+++ AVAILABLE DATA

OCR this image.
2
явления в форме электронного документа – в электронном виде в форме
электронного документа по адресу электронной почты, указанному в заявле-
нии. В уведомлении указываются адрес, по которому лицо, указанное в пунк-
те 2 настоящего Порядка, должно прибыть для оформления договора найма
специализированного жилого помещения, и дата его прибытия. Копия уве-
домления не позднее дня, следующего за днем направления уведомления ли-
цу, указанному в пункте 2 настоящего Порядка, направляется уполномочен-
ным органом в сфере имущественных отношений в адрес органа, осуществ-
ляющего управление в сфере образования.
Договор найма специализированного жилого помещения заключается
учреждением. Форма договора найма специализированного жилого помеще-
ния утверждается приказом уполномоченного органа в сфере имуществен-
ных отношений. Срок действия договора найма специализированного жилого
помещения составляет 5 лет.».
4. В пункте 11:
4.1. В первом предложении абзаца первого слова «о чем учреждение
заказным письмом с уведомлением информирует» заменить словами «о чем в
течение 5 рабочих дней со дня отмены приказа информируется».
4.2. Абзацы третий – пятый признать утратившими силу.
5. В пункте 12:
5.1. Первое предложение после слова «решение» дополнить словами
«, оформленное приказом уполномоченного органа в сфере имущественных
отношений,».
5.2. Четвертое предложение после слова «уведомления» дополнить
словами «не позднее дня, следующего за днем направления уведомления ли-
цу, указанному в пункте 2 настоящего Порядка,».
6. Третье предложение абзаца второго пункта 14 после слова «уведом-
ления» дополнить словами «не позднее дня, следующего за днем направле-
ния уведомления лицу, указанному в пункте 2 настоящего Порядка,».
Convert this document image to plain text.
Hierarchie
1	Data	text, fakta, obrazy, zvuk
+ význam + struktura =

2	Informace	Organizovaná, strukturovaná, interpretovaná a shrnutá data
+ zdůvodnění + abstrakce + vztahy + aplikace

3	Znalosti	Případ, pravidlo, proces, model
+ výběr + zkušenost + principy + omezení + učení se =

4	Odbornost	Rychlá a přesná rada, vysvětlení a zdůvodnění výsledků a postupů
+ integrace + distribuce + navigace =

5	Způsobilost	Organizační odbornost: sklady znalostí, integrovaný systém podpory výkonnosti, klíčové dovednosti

++++++

**SET TASK:** Show each line of the listing that holds the string "договора".

**SOLUTION FOR THIS TASK:**
те 2 настоящего Порядка, должно прибыть для оформления договора найма
учреждением. Форма договора найма специализированного жилого помеще-
ных отношений. Срок действия договора найма специализированного жилого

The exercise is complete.